Awaz Bin Sayeed Bin Awaz Bin Jabir Bin Abdullah (3 March 1934 – 2 July 1995) () (pen name: Chaand, ), was a modern short-story writer, poet, playwright, Khaka-naveez and humorist from Hyderabad, India.

Early life and family

Awaz Sayeed was born on 3 March 1934 to Sayeed Bin Awaz Bin Jabir Bin Abdullah (father) and Noorunnissa Begum Al Khulaqi (mother).

Awaz Sayeed was a Hadhrami Arab by descent belonging to a family of Hyderabad Deccan, with roots in Mukallah in Hadhramaut (present-day Yemen). He belongs to the Al-Musalli Clan of the Al-Yafai Tribe. His father served as State Financier under His Highness Sultan Omar bin Awadh Al Qu'aiti (Nawab Sir Jan-Baz Jung Bahadur K.C.I.E.) and His Highness Sultan Sir Saleh bin Ghalib Al Qu'aiti (Saif Nawaz Jung Bahadur).

Sayeed completed his early education from Anwar-ul-Uloom High School. Thereafter, he passed out Matriculation from the City College in April 1948, Intermediate from the Chaderghat College in April 1952 and enrolled in Anwar-ul-Uloom College to pursue Bachelor of Arts (B.A.) but only completed the first year owing to his getting employment in the Food Corporation of India in 1954. Awaz Sayeed married Kaneez Fatima in 1960.

Literary career

Sayeed's first Urdu afsana Jeetey Jaagtey was published in 1949 in Nizam-e-Lahore. Thereafter, several of his stories have been published in Urdu magazines of the Indian Sub-continent.

(Bounding box entries)
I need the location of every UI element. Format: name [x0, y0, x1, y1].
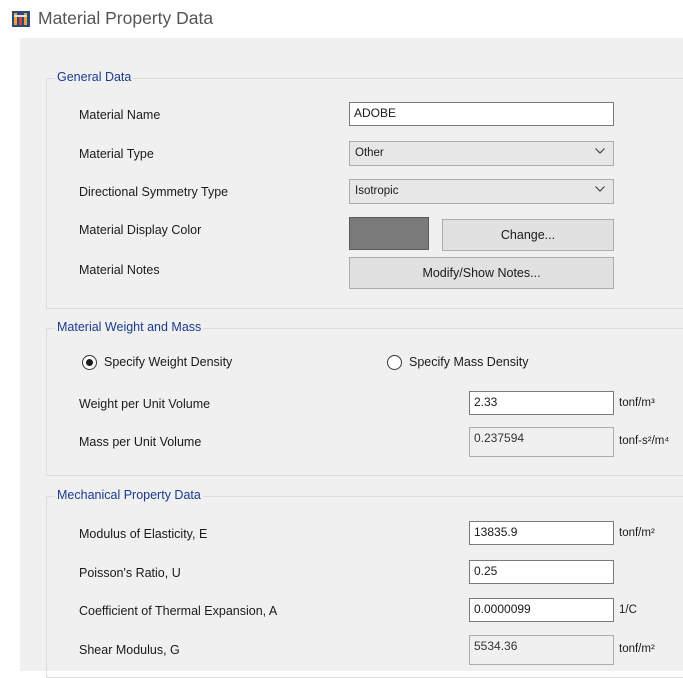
poisson-ratio-label: Poisson's Ratio, U: [79, 566, 181, 580]
mass-per-volume-field: 0.237594: [469, 427, 614, 457]
material-notes-label: Material Notes: [79, 263, 160, 277]
shear-modulus-label: Shear Modulus, G: [79, 643, 180, 657]
material-name-input[interactable]: ADOBE: [349, 102, 614, 126]
etabs-app-icon: [12, 11, 30, 27]
thermal-expansion-unit: 1/C: [619, 604, 637, 616]
weight-density-radio-label[interactable]: Specify Weight Density: [104, 355, 232, 369]
thermal-expansion-input[interactable]: 0.0000099: [469, 598, 614, 622]
weight-unit: tonf/m³: [619, 397, 655, 409]
modify-notes-button[interactable]: Modify/Show Notes...: [349, 257, 614, 289]
symmetry-type-value: Isotropic: [355, 185, 399, 197]
window-title: Material Property Data: [38, 8, 214, 28]
general-data-group: General Data Material Name ADOBE Materia…: [46, 70, 683, 309]
mass-density-radio[interactable]: [387, 355, 402, 370]
shear-modulus-unit: tonf/m²: [619, 643, 655, 655]
mass-unit: tonf-s²/m⁴: [619, 435, 670, 447]
poisson-ratio-input[interactable]: 0.25: [469, 560, 614, 584]
chevron-down-icon: [595, 148, 605, 154]
material-type-value: Other: [355, 147, 384, 159]
change-color-button[interactable]: Change...: [442, 219, 614, 251]
mechanical-property-title: Mechanical Property Data: [55, 488, 203, 502]
display-color-swatch: [349, 217, 429, 250]
display-color-label: Material Display Color: [79, 223, 202, 237]
modulus-elasticity-unit: tonf/m²: [619, 527, 655, 539]
title-bar: Material Property Data: [0, 0, 683, 38]
mass-density-radio-label[interactable]: Specify Mass Density: [409, 355, 528, 369]
thermal-expansion-label: Coefficient of Thermal Expansion, A: [79, 604, 278, 618]
weight-mass-title: Material Weight and Mass: [55, 320, 204, 334]
radio-selected-dot: [86, 359, 93, 366]
weight-mass-group: Material Weight and Mass Specify Weight …: [46, 320, 683, 476]
shear-modulus-field: 5534.36: [469, 635, 614, 665]
weight-per-volume-input[interactable]: 2.33: [469, 391, 614, 415]
general-data-title: General Data: [55, 70, 134, 84]
dialog-body: General Data Material Name ADOBE Materia…: [20, 38, 683, 678]
mass-per-volume-label: Mass per Unit Volume: [79, 435, 202, 449]
modulus-elasticity-input[interactable]: 13835.9: [469, 521, 614, 545]
symmetry-type-dropdown[interactable]: Isotropic: [349, 179, 614, 204]
material-name-label: Material Name: [79, 108, 161, 122]
modulus-elasticity-label: Modulus of Elasticity, E: [79, 527, 208, 541]
weight-density-radio[interactable]: [82, 355, 97, 370]
material-type-dropdown[interactable]: Other: [349, 141, 614, 166]
material-type-label: Material Type: [79, 147, 154, 161]
mechanical-property-group: Mechanical Property Data Modulus of Elas…: [46, 488, 683, 678]
weight-per-volume-label: Weight per Unit Volume: [79, 397, 211, 411]
chevron-down-icon: [595, 186, 605, 192]
symmetry-type-label: Directional Symmetry Type: [79, 185, 229, 199]
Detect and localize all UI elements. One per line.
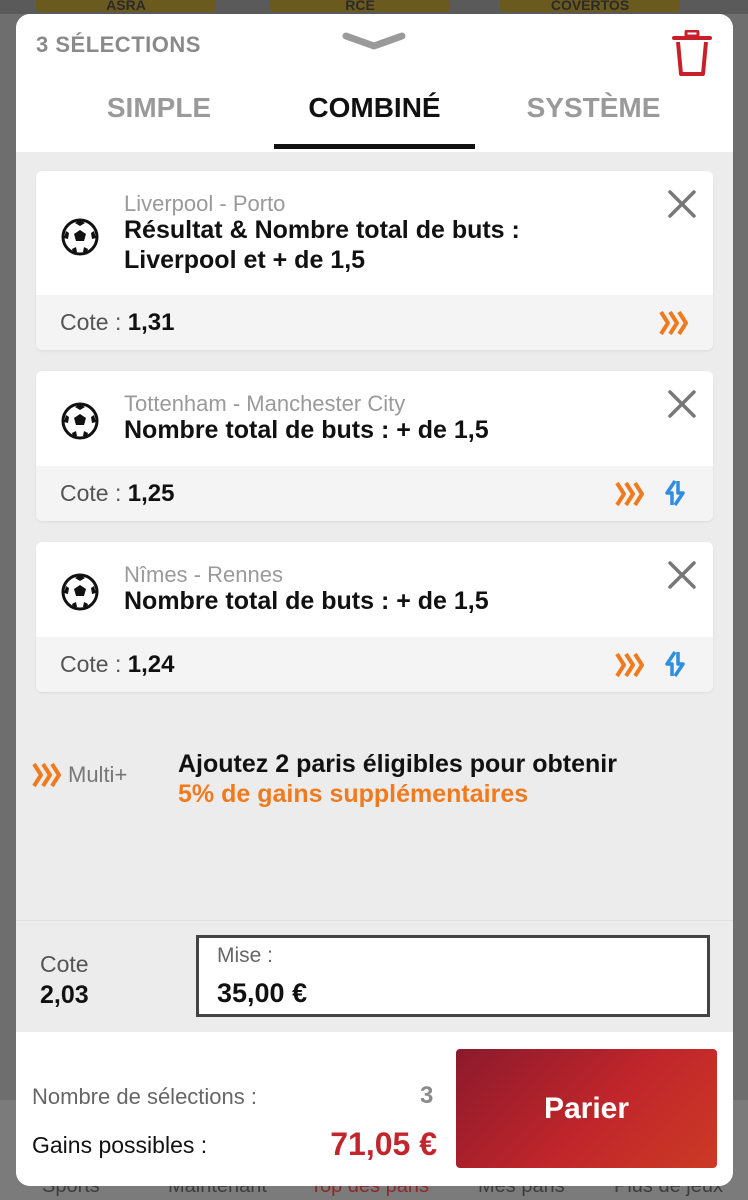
odds-display: Cote : 1,25 [60, 480, 174, 508]
selection-card: Nîmes - Rennes Nombre total de buts : + … [36, 542, 713, 692]
market-line: Nombre total de buts : + de 1,5 [124, 416, 489, 444]
match-name: Tottenham - Manchester City [124, 391, 406, 416]
selection-count: 3 SÉLECTIONS [36, 32, 201, 57]
place-bet-button[interactable]: Parier [456, 1049, 717, 1168]
stake-section: Cote 2,03 Mise : 35,00 € [16, 920, 733, 1033]
bet-summary: Nombre de sélections : 3 Gains possibles… [16, 1032, 733, 1186]
stake-input[interactable]: Mise : 35,00 € [196, 935, 710, 1017]
swap-icon [665, 651, 685, 677]
total-odds-value: 2,03 [40, 981, 89, 1009]
market-label: Nombre total de buts : + de 1,5 [124, 415, 644, 445]
odds-value: 1,24 [127, 651, 175, 678]
trash-icon[interactable] [672, 30, 712, 76]
multi-plus-subtitle: 5% de gains supplémentaires [178, 780, 529, 808]
close-icon[interactable] [667, 389, 697, 419]
boost-icon [659, 310, 688, 336]
stake-label: Mise : [217, 944, 274, 967]
odds-row: Cote : 1,24 [36, 637, 713, 692]
boost-icon [615, 481, 644, 507]
football-icon [61, 218, 99, 256]
tab-systeme[interactable]: SYSTÈME [516, 92, 671, 124]
odds-label: Cote : [60, 309, 122, 335]
odds-value: 1,31 [127, 309, 175, 336]
close-icon[interactable] [667, 560, 697, 590]
collapse-handle-icon[interactable] [342, 30, 406, 56]
swap-icon [665, 480, 685, 506]
market-line: Nombre total de buts : + de 1,5 [124, 587, 489, 615]
close-icon[interactable] [667, 189, 697, 219]
selection-card: Liverpool - Porto Résultat & Nombre tota… [36, 171, 713, 350]
background-button: ASRA [36, 0, 216, 12]
total-odds-label: Cote [40, 951, 89, 977]
bet-slip-sheet: 3 SÉLECTIONS SIMPLE COMBINÉ SYSTÈME Live… [16, 14, 733, 1186]
market-line: Liverpool et + de 1,5 [124, 246, 366, 274]
multi-plus-title: Ajoutez 2 paris éligibles pour obtenir [178, 750, 617, 778]
selections-count-value: 3 [420, 1082, 434, 1109]
multi-plus-label: Multi+ [68, 762, 128, 787]
boost-icon [615, 652, 644, 678]
potential-winnings-label: Gains possibles : [32, 1132, 208, 1158]
odds-label: Cote : [60, 651, 122, 677]
football-icon [61, 402, 99, 440]
match-name: Liverpool - Porto [124, 191, 286, 216]
match-name: Nîmes - Rennes [124, 562, 283, 587]
market-label: Résultat & Nombre total de buts : Liverp… [124, 215, 644, 275]
market-label: Nombre total de buts : + de 1,5 [124, 586, 644, 616]
stake-value: 35,00 € [217, 978, 308, 1008]
potential-winnings-value: 71,05 € [330, 1126, 437, 1162]
odds-row: Cote : 1,25 [36, 466, 713, 521]
odds-display: Cote : 1,31 [60, 309, 174, 337]
active-tab-indicator [274, 144, 475, 149]
background-button: RCE [270, 0, 450, 12]
selections-count-label: Nombre de sélections : [32, 1084, 257, 1109]
football-icon [61, 573, 99, 611]
odds-display: Cote : 1,24 [60, 651, 174, 679]
background-app-top: ASRA RCE COVERTOS [0, 0, 748, 14]
boost-icon [32, 762, 61, 788]
market-line: Résultat & Nombre total de buts : [124, 216, 520, 244]
odds-value: 1,25 [127, 480, 175, 507]
tab-simple[interactable]: SIMPLE [84, 92, 234, 124]
tab-combine[interactable]: COMBINÉ [274, 92, 475, 124]
odds-row: Cote : 1,31 [36, 295, 713, 350]
bet-slip-header: 3 SÉLECTIONS SIMPLE COMBINÉ SYSTÈME [16, 14, 733, 152]
background-button: COVERTOS [500, 0, 680, 12]
selection-card: Tottenham - Manchester City Nombre total… [36, 371, 713, 521]
odds-label: Cote : [60, 480, 122, 506]
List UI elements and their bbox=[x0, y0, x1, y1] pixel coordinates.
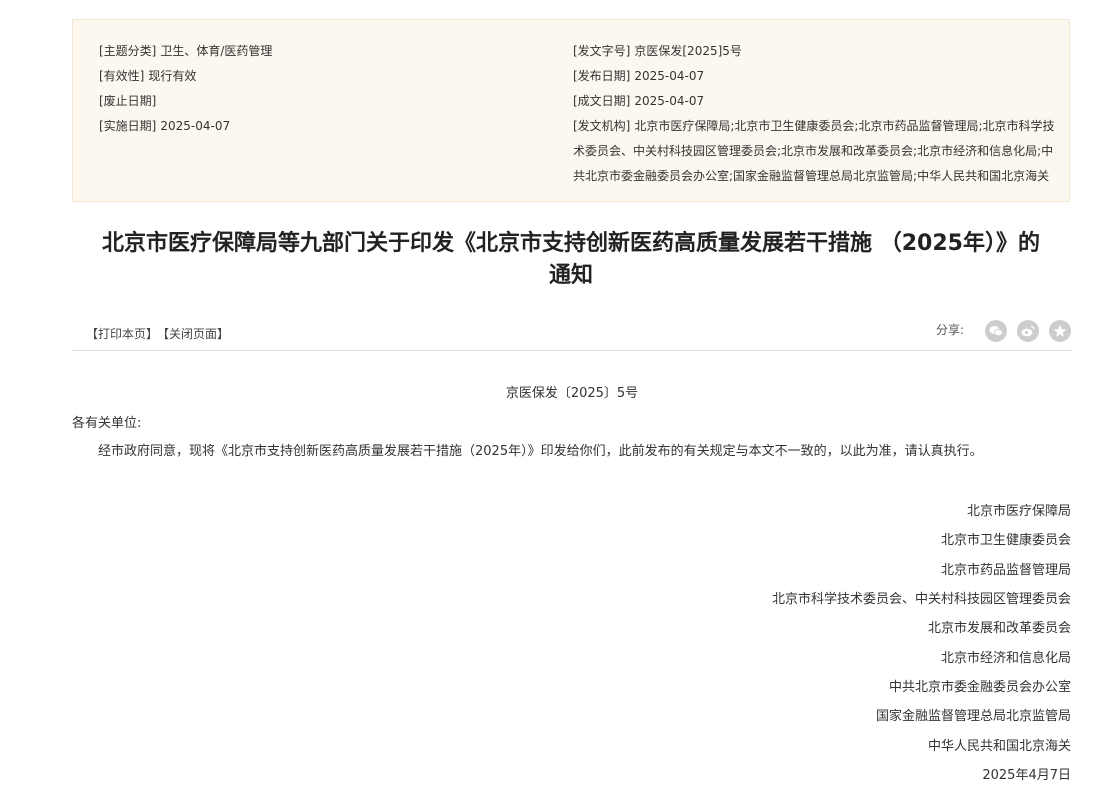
meta-value: 北京市医疗保障局;北京市卫生健康委员会;北京市药品监督管理局;北京市科学技 bbox=[634, 119, 1055, 133]
meta-key: [发文机构] bbox=[573, 119, 631, 133]
signatory: 北京市科学技术委员会、中关村科技园区管理委员会 bbox=[771, 592, 1071, 607]
signatory: 国家金融监督管理总局北京监管局 bbox=[875, 709, 1071, 724]
metadata-right-column: [发文字号] 京医保发[2025]5号 [发布日期] 2025-04-07 [成文日… bbox=[573, 39, 1055, 189]
print-page-link[interactable]: 【打印本页】 bbox=[86, 325, 158, 342]
issuer-line: 术委员会、中关村科技园区管理委员会;北京市发展和改革委员会;北京市经济和信息化局… bbox=[573, 144, 1054, 158]
weibo-icon[interactable] bbox=[1017, 320, 1039, 342]
title-line-2: 通知 bbox=[548, 263, 593, 288]
meta-key: [实施日期] bbox=[99, 119, 157, 133]
title-line-1: 北京市医疗保障局等九部门关于印发《北京市支持创新医药高质量发展若干措施 （202… bbox=[102, 231, 1040, 256]
recipient-line: 各有关单位: bbox=[72, 416, 142, 431]
meta-value: 2025-04-07 bbox=[634, 69, 705, 83]
signatory: 北京市药品监督管理局 bbox=[940, 563, 1071, 578]
meta-subject-category: [主题分类] 卫生、体育/医药管理 bbox=[99, 39, 519, 64]
meta-key: [有效性] bbox=[99, 69, 145, 83]
meta-value: 京医保发[2025]5号 bbox=[634, 44, 742, 58]
signatory: 中共北京市委金融委员会办公室 bbox=[888, 680, 1071, 695]
signing-date: 2025年4月7日 bbox=[982, 768, 1071, 783]
meta-validity: [有效性] 现行有效 bbox=[99, 64, 519, 89]
issuer-line: 共北京市委金融委员会办公室;国家金融监督管理总局北京监管局;中华人民共和国北京海… bbox=[573, 169, 1050, 183]
meta-key: [发文字号] bbox=[573, 44, 631, 58]
signatory: 北京市经济和信息化局 bbox=[940, 651, 1071, 666]
wechat-icon[interactable] bbox=[985, 320, 1007, 342]
signatory: 北京市医疗保障局 bbox=[966, 504, 1071, 519]
page-title: 北京市医疗保障局等九部门关于印发《北京市支持创新医药高质量发展若干措施 （202… bbox=[72, 228, 1070, 292]
document-number: 京医保发〔2025〕5号 bbox=[505, 386, 639, 401]
document-metadata-box: [主题分类] 卫生、体育/医药管理 [有效性] 现行有效 [废止日期] [实施日期]… bbox=[72, 19, 1070, 202]
meta-document-number: [发文字号] 京医保发[2025]5号 bbox=[573, 39, 1041, 64]
meta-key: [发布日期] bbox=[573, 69, 631, 83]
body-paragraph: 经市政府同意，现将《北京市支持创新医药高质量发展若干措施（2025年）》印发给你… bbox=[98, 444, 983, 459]
meta-value: 现行有效 bbox=[148, 69, 197, 83]
metadata-left-column: [主题分类] 卫生、体育/医药管理 [有效性] 现行有效 [废止日期] [实施日期]… bbox=[99, 39, 519, 139]
meta-key: [主题分类] bbox=[99, 44, 157, 58]
meta-issuing-agencies: [发文机构] 北京市医疗保障局;北京市卫生健康委员会;北京市药品监督管理局;北京市… bbox=[573, 114, 1055, 189]
signatory: 北京市卫生健康委员会 bbox=[940, 533, 1071, 548]
share-label: 分享: bbox=[936, 323, 965, 337]
meta-value: 卫生、体育/医药管理 bbox=[160, 44, 273, 58]
close-page-link[interactable]: 【关闭页面】 bbox=[157, 325, 229, 342]
meta-key: [废止日期] bbox=[99, 94, 157, 108]
meta-publish-date: [发布日期] 2025-04-07 bbox=[573, 64, 1041, 89]
meta-value: 2025-04-07 bbox=[160, 119, 231, 133]
meta-value: 2025-04-07 bbox=[634, 94, 705, 108]
meta-written-date: [成文日期] 2025-04-07 bbox=[573, 89, 1041, 114]
signatory: 北京市发展和改革委员会 bbox=[927, 621, 1071, 636]
meta-abolish-date: [废止日期] bbox=[99, 89, 519, 114]
issuer-line: [发文机构] 北京市医疗保障局;北京市卫生健康委员会;北京市药品监督管理局;北京市… bbox=[573, 114, 1055, 139]
header-divider bbox=[72, 350, 1072, 351]
signatory: 中华人民共和国北京海关 bbox=[927, 739, 1071, 754]
favorite-icon[interactable] bbox=[1049, 320, 1071, 342]
meta-effective-date: [实施日期] 2025-04-07 bbox=[99, 114, 519, 139]
meta-key: [成文日期] bbox=[573, 94, 631, 108]
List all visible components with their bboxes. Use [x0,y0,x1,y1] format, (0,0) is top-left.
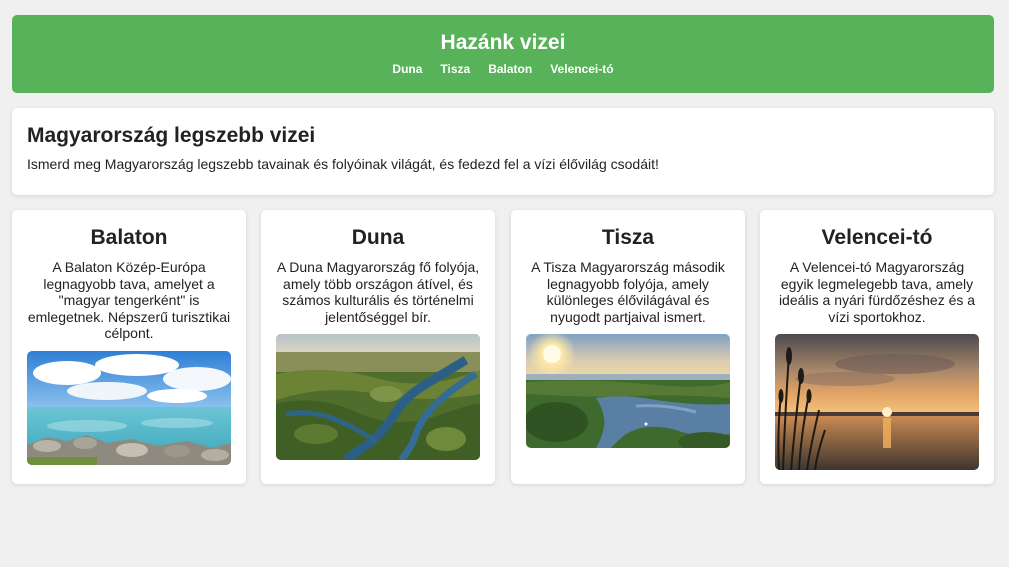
velencei-to-image [775,334,979,470]
card-title: Balaton [90,226,168,249]
card-balaton: Balaton A Balaton Közép-Európa legnagyob… [12,210,246,484]
nav-link-balaton[interactable]: Balaton [479,62,541,76]
main-nav: Duna Tisza Balaton Velencei-tó [12,62,994,76]
intro-section: Magyarország legszebb vizei Ismerd meg M… [12,108,994,195]
card-title: Velencei-tó [821,226,933,249]
nav-link-tisza[interactable]: Tisza [431,62,479,76]
card-text: A Tisza Magyarország második legnagyobb … [531,259,725,325]
site-title: Hazánk vizei [440,31,566,54]
site-header: Hazánk vizei Duna Tisza Balaton Velencei… [12,15,994,93]
card-text: A Velencei-tó Magyarország egyik legmele… [778,259,976,325]
card-duna: Duna A Duna Magyarország fő folyója, ame… [261,210,495,484]
intro-title: Magyarország legszebb vizei [27,124,316,147]
card-text: A Balaton Közép-Európa legnagyobb tava, … [27,259,231,341]
card-velencei-to: Velencei-tó A Velencei-tó Magyarország e… [760,210,994,484]
balaton-image [27,350,231,465]
nav-link-velencei-to[interactable]: Velencei-tó [541,62,622,76]
nav-link-duna[interactable]: Duna [383,62,431,76]
duna-image [276,334,480,460]
card-title: Duna [351,226,405,249]
card-title: Tisza [601,226,655,249]
card-tisza: Tisza A Tisza Magyarország második legna… [511,210,745,484]
card-text: A Duna Magyarország fő folyója, amely tö… [276,259,480,325]
intro-text: Ismerd meg Magyarország legszebb tavaina… [27,156,659,172]
tisza-image [526,334,730,448]
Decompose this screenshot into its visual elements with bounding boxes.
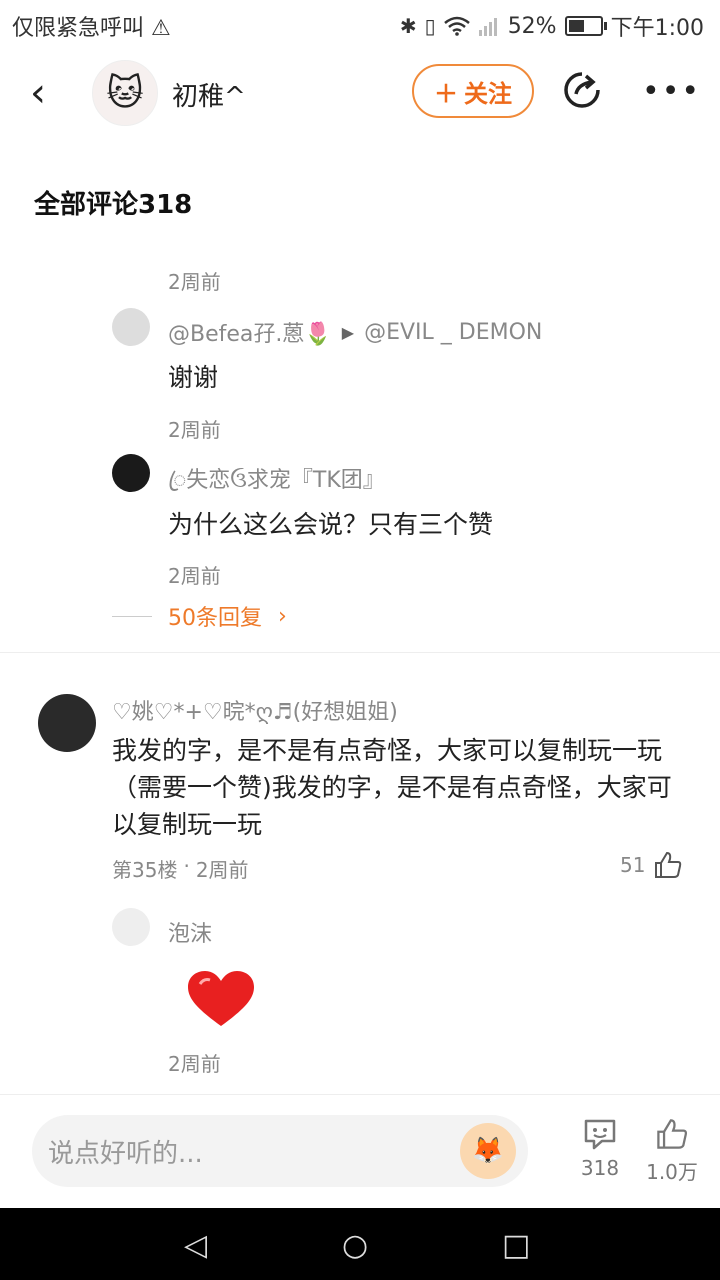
comments-count: 318 (580, 1156, 620, 1180)
avatar[interactable] (112, 908, 150, 946)
reply-time: 2周前 (168, 1052, 221, 1076)
reply-target[interactable]: @EVIL _ DEMON (364, 320, 542, 345)
comment-meta: 第35楼 · 2周前 (112, 854, 249, 883)
thumb-up-icon (657, 1119, 688, 1149)
bluetooth-icon: ✱ (399, 14, 417, 38)
follow-button[interactable]: ＋ 关注 (412, 64, 534, 118)
bottom-bar: 说点好听的... 🦊 318 1.0万 (0, 1094, 720, 1211)
share-icon[interactable] (562, 70, 602, 110)
comment-input[interactable]: 说点好听的... 🦊 (32, 1115, 528, 1187)
comment-icon (584, 1119, 616, 1150)
battery-icon (564, 16, 607, 36)
back-icon[interactable]: ‹ (30, 70, 46, 116)
reply-author-line: @Befea孖.蒽🌷 ▶ @EVIL _ DEMON (168, 316, 542, 348)
reply-author[interactable]: @Befea孖.蒽🌷 (168, 316, 332, 348)
reply-time: 2周前 (168, 564, 221, 588)
avatar[interactable] (112, 308, 150, 346)
chevron-right-icon: › (278, 603, 287, 629)
username[interactable]: 初稚^ (172, 76, 246, 113)
avatar[interactable] (38, 694, 96, 752)
reply-time: 2周前 (168, 270, 221, 294)
clock: 下午1:00 (610, 16, 704, 41)
page-title: 全部评论318 (34, 190, 193, 220)
reply-author[interactable]: 泡沫 (168, 916, 212, 948)
warning-icon: ⚠ (151, 16, 171, 41)
avatar[interactable] (112, 454, 150, 492)
battery-percent: 52% (507, 13, 557, 39)
sticker-icon[interactable]: 🦊 (460, 1123, 516, 1179)
reply-author[interactable]: ꦿ失恋ઉ求宠『TK团』 (168, 462, 385, 508)
reply-time: 2周前 (168, 418, 221, 442)
floor-number: 第35楼 (112, 858, 178, 882)
thumb-up-icon (655, 851, 682, 878)
comment-text: 我发的字，是不是有点奇怪，大家可以复制玩一玩（需要一个赞)我发的字，是不是有点奇… (112, 736, 672, 839)
plus-icon: ＋ (434, 79, 458, 108)
signal-icon (478, 18, 497, 36)
reply-text: 谢谢 (168, 363, 219, 392)
divider-line (112, 615, 152, 617)
comment-author[interactable]: ♡姚♡*+♡晥*ღ♬(好想姐姐) (112, 694, 398, 726)
nav-home-icon[interactable]: ○ (342, 1228, 368, 1263)
likes-button[interactable]: 1.0万 (632, 1117, 712, 1185)
nav-recents-icon[interactable]: □ (502, 1228, 530, 1263)
meta-separator: · (183, 854, 190, 878)
likes-count: 1.0万 (646, 1160, 698, 1184)
system-nav-bar: ◁ ○ □ (0, 1208, 720, 1280)
heart-icon (188, 971, 254, 1026)
top-header: ‹ 🐱 初稚^ ＋ 关注 ••• (0, 56, 720, 132)
like-button[interactable]: 51 (620, 850, 683, 880)
status-bar: 仅限紧急呼叫 ⚠ ✱ ▯ 52% 下午1:00 (0, 0, 720, 48)
like-count: 51 (620, 853, 646, 877)
reply-text: 为什么这么会说？只有三个赞 (168, 510, 494, 539)
wifi-icon (443, 16, 470, 36)
comment-time: 2周前 (195, 858, 249, 882)
vibrate-icon: ▯ (424, 14, 436, 38)
avatar[interactable]: 🐱 (92, 60, 158, 126)
more-replies-link[interactable]: 50条回复 › (112, 600, 287, 632)
comments-button[interactable]: 318 (560, 1117, 640, 1180)
nav-back-icon[interactable]: ◁ (184, 1228, 207, 1263)
comment-input-placeholder: 说点好听的... (48, 1138, 203, 1169)
more-icon[interactable]: ••• (642, 74, 701, 109)
carrier-label: 仅限紧急呼叫 (12, 16, 145, 41)
more-replies-label: 50条回复 (168, 606, 262, 631)
follow-label: 关注 (464, 79, 512, 108)
play-arrow-icon: ▶ (341, 322, 355, 342)
divider (0, 652, 720, 653)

■ Set exercise 1 ■
In the Awaz Sayeed biography, in what year did he marry Kaneez Fatima?
■ Set exercise 2 ■
Update the records from the line containing "velencei-to-image [775,334,979,470]" through the line containing "nav-link-tisza[interactable]: Tisza [431,62,479,76]" by replacing "main-nav" with "primary-nav", leaving everything else unchanged. Return only those lines.

■ Task output 1 ■
1960

■ Task output 2 ■
velencei-to-image [775,334,979,470]
card-title: Balaton [90,226,168,249]
card-balaton: Balaton A Balaton Közép-Európa legnagyob… [12,210,246,484]
nav-link-balaton[interactable]: Balaton [479,62,541,76]
primary-nav: Duna Tisza Balaton Velencei-tó [12,62,994,76]
intro-section: Magyarország legszebb vizei Ismerd meg M… [12,108,994,195]
card-title: Velencei-tó [821,226,933,249]
nav-link-tisza[interactable]: Tisza [431,62,479,76]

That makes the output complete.